Requirements ->
For each line that holds "color", copy the line out.

Input data ->
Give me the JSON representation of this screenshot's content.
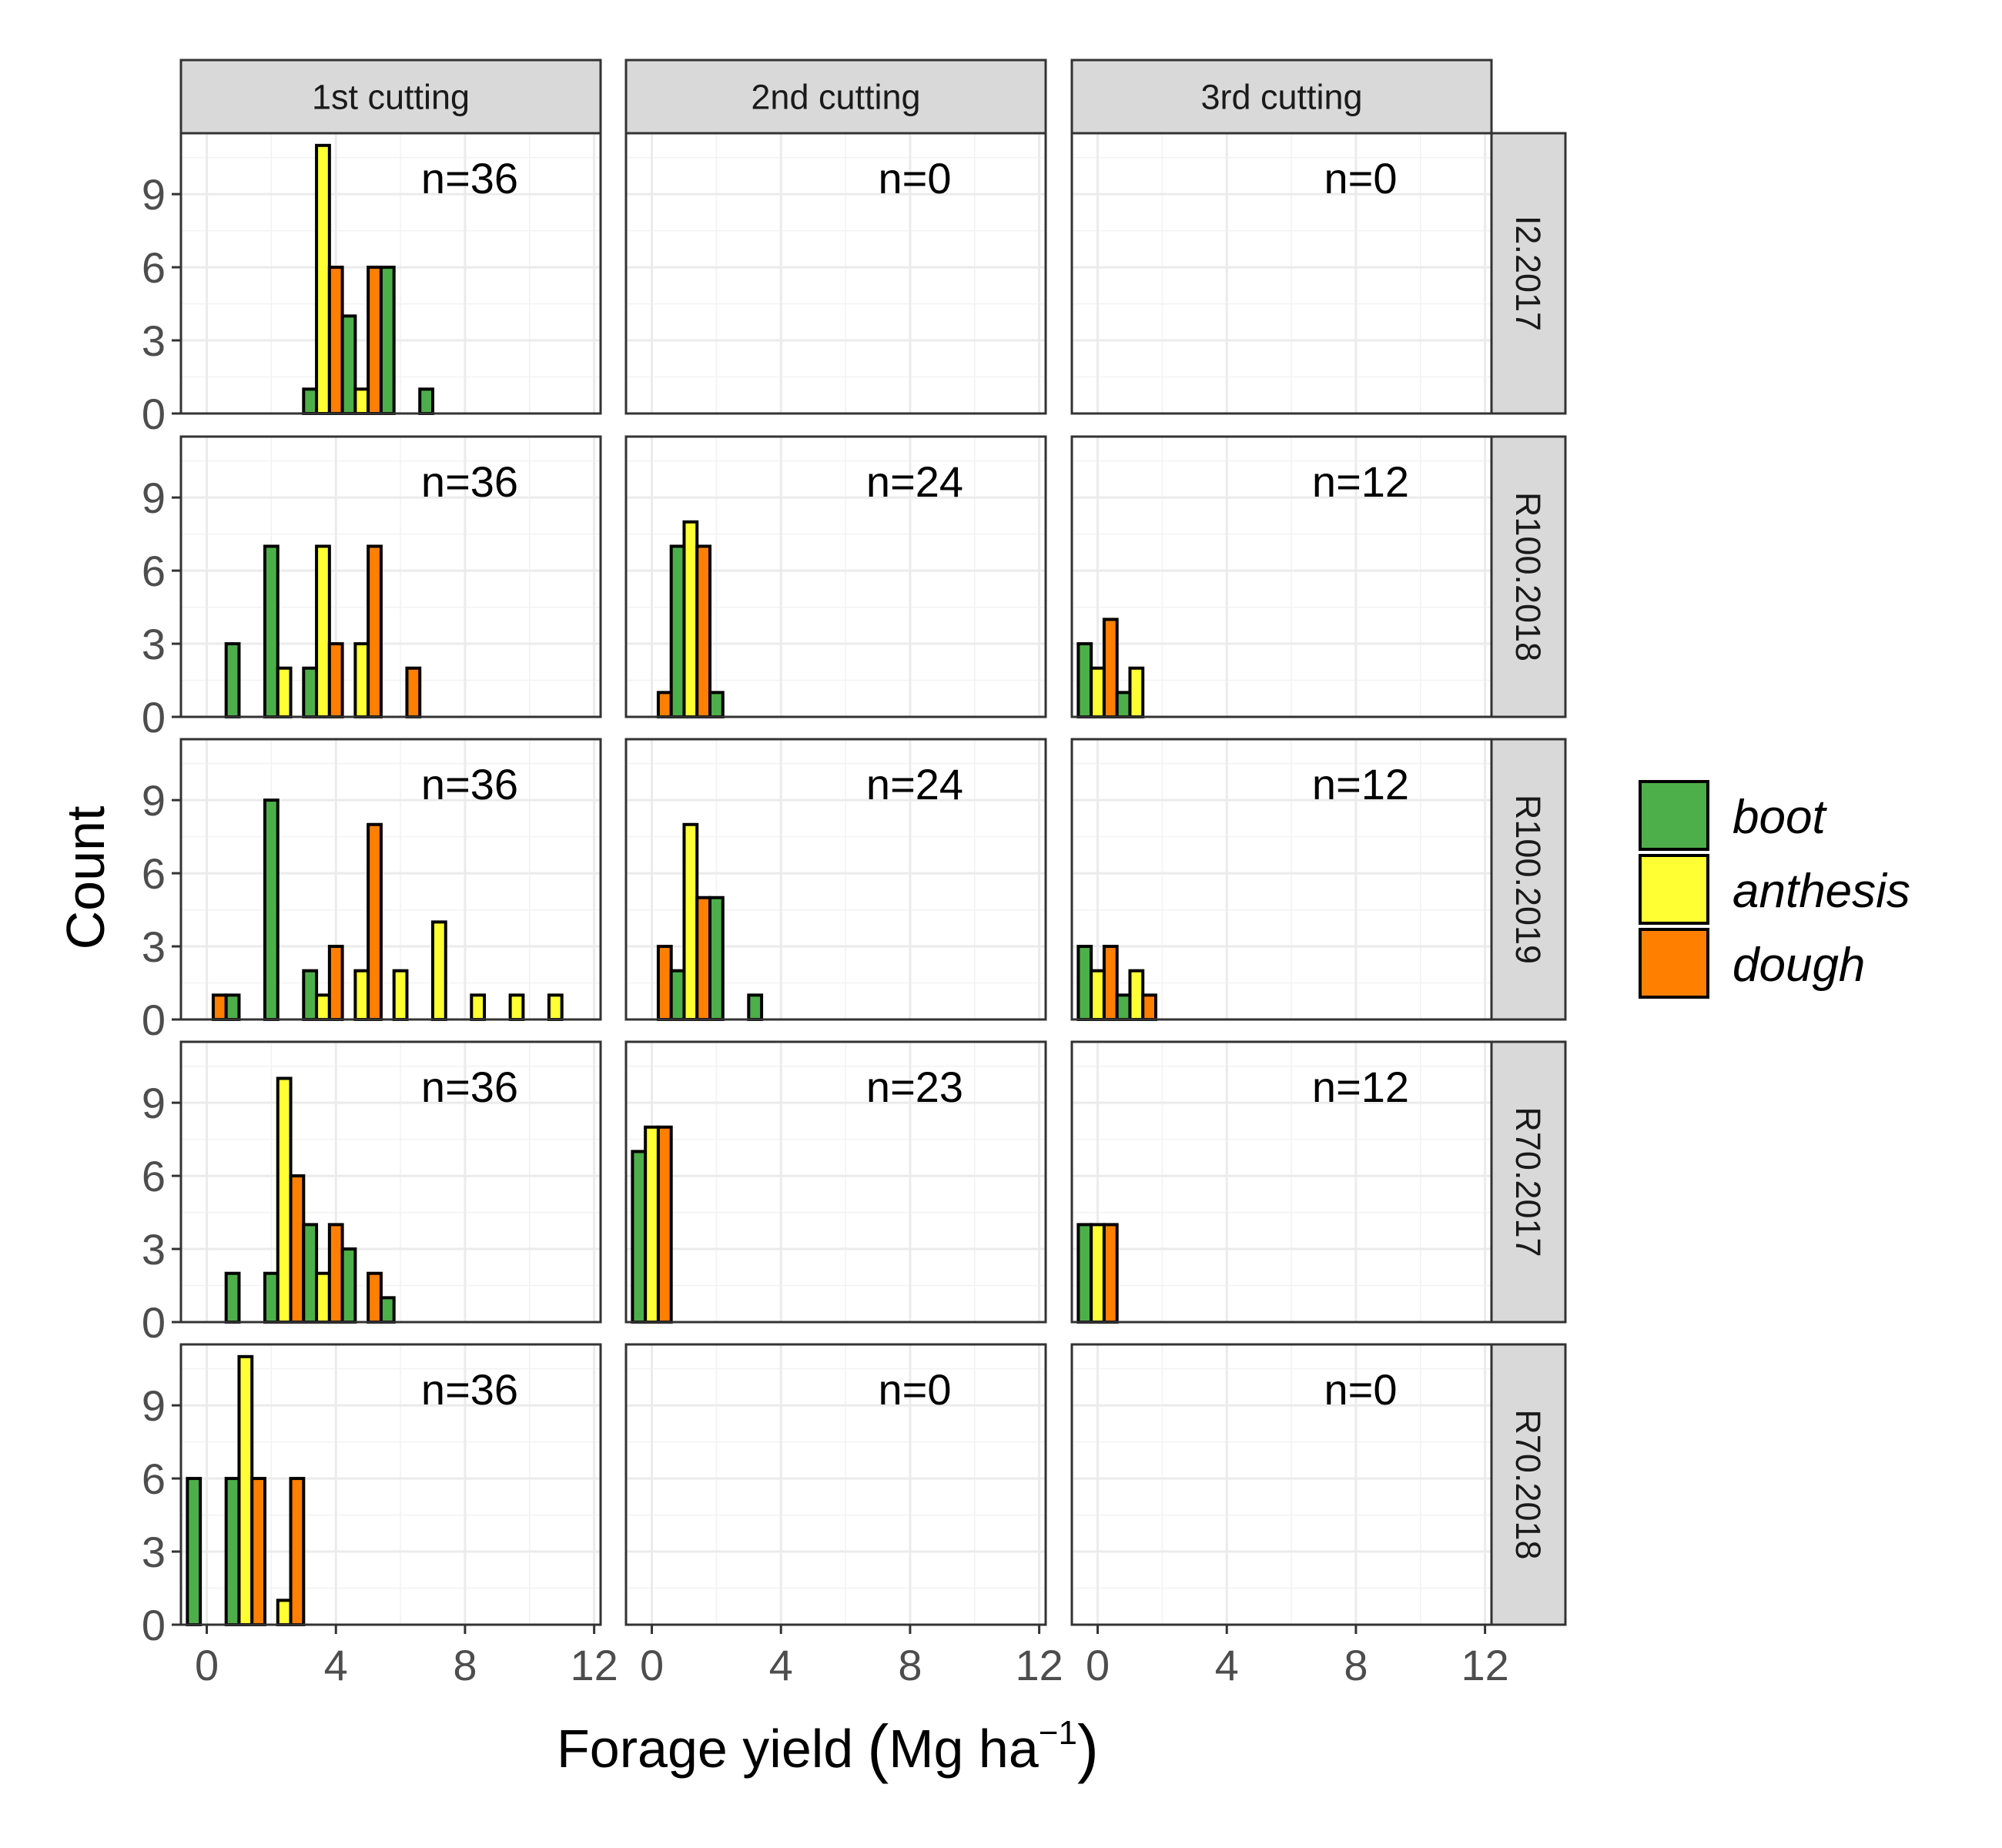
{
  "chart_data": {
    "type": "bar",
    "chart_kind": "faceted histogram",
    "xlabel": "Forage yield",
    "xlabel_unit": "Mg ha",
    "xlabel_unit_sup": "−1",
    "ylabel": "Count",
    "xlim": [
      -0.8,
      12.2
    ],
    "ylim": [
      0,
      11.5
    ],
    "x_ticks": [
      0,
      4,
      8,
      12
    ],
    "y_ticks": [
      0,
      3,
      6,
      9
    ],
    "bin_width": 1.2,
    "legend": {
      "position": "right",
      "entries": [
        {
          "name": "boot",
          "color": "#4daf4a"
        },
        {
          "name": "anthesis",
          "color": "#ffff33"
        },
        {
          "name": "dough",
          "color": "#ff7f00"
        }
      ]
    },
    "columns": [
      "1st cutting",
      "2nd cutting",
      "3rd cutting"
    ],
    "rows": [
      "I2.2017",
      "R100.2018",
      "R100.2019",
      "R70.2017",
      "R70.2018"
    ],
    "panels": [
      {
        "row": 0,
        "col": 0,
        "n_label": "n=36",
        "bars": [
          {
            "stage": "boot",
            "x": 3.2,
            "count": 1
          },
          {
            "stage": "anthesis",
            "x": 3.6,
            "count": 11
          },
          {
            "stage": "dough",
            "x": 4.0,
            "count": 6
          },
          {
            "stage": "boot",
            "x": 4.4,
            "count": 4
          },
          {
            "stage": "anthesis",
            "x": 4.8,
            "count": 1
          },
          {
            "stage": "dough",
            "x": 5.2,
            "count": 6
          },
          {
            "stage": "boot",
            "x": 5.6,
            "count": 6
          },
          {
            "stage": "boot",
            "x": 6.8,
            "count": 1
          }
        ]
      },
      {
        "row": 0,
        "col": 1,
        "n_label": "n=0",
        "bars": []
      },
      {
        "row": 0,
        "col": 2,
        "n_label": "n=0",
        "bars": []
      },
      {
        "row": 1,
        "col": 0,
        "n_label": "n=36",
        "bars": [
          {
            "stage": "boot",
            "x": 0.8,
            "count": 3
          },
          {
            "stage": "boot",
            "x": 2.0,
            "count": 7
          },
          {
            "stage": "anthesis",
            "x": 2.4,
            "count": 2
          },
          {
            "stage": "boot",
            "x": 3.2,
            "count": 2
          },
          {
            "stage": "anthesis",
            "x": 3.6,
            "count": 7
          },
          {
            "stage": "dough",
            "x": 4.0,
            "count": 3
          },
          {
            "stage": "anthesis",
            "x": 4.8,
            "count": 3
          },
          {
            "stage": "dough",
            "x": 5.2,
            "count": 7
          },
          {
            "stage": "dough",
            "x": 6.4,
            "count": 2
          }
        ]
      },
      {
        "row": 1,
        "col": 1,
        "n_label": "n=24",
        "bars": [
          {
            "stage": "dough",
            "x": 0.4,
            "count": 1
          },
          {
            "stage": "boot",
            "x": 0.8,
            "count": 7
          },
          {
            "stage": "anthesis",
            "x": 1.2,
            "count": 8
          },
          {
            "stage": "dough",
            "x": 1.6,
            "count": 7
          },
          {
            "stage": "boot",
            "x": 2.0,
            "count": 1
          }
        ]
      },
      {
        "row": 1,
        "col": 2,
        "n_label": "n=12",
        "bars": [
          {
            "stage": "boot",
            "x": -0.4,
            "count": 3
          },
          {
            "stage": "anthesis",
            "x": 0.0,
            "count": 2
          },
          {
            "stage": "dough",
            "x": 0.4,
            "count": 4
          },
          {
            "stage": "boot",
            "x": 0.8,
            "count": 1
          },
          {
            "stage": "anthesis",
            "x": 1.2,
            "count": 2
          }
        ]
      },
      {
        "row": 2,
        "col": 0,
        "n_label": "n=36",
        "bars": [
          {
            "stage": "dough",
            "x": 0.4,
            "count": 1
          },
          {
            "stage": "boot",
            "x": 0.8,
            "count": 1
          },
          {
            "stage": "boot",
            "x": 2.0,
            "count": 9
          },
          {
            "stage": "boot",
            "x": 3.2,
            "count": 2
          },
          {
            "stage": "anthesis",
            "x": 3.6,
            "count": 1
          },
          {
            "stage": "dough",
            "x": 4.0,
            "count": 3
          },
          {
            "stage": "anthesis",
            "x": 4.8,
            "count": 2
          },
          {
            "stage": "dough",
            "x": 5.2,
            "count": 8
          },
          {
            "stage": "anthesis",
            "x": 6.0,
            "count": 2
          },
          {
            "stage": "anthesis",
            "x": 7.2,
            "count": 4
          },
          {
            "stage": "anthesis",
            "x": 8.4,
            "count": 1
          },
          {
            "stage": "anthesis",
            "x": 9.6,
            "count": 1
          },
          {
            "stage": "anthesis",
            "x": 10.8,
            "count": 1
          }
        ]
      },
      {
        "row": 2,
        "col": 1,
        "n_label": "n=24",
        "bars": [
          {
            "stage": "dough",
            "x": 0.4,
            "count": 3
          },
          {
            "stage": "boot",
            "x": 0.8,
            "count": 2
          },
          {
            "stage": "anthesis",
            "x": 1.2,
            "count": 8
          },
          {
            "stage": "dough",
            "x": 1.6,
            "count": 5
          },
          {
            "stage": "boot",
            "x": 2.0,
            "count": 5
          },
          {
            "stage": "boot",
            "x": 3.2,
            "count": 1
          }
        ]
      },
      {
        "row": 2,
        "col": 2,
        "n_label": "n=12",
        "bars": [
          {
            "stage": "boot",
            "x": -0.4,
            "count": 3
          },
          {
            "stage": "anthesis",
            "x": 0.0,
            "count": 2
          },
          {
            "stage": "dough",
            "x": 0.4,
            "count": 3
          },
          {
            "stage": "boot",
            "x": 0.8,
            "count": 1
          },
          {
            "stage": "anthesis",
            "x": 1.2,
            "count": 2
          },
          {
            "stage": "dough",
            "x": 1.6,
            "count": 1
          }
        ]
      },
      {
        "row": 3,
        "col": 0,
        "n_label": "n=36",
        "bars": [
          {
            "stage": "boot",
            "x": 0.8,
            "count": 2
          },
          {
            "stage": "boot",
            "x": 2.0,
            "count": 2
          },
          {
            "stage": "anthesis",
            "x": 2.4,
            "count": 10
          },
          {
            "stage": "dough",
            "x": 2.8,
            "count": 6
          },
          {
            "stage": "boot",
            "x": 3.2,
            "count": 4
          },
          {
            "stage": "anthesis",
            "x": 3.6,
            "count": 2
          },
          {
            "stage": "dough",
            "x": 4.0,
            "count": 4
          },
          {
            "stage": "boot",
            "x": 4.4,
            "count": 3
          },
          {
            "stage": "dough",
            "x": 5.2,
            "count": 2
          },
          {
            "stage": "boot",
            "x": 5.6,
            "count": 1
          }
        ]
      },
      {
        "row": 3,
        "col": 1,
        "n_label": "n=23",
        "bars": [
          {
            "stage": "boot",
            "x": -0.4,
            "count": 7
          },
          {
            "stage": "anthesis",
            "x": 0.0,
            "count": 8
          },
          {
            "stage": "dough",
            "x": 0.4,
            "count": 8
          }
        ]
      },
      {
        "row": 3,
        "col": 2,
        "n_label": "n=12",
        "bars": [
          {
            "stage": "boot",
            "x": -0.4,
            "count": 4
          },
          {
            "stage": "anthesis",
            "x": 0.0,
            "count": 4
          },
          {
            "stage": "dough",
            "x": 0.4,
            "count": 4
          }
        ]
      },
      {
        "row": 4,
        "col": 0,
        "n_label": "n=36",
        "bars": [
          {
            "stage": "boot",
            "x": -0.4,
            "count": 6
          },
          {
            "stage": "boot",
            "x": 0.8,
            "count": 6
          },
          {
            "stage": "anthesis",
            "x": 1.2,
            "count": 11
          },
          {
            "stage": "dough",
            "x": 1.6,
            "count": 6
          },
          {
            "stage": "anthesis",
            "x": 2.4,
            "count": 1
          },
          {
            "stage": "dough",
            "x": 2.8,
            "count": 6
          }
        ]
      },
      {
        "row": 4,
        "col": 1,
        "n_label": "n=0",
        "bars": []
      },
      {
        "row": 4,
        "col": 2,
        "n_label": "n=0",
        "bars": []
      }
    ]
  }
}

Worked solution ->
          "color": "#4daf4a"
          "color": "#ffff33"
          "color": "#ff7f00"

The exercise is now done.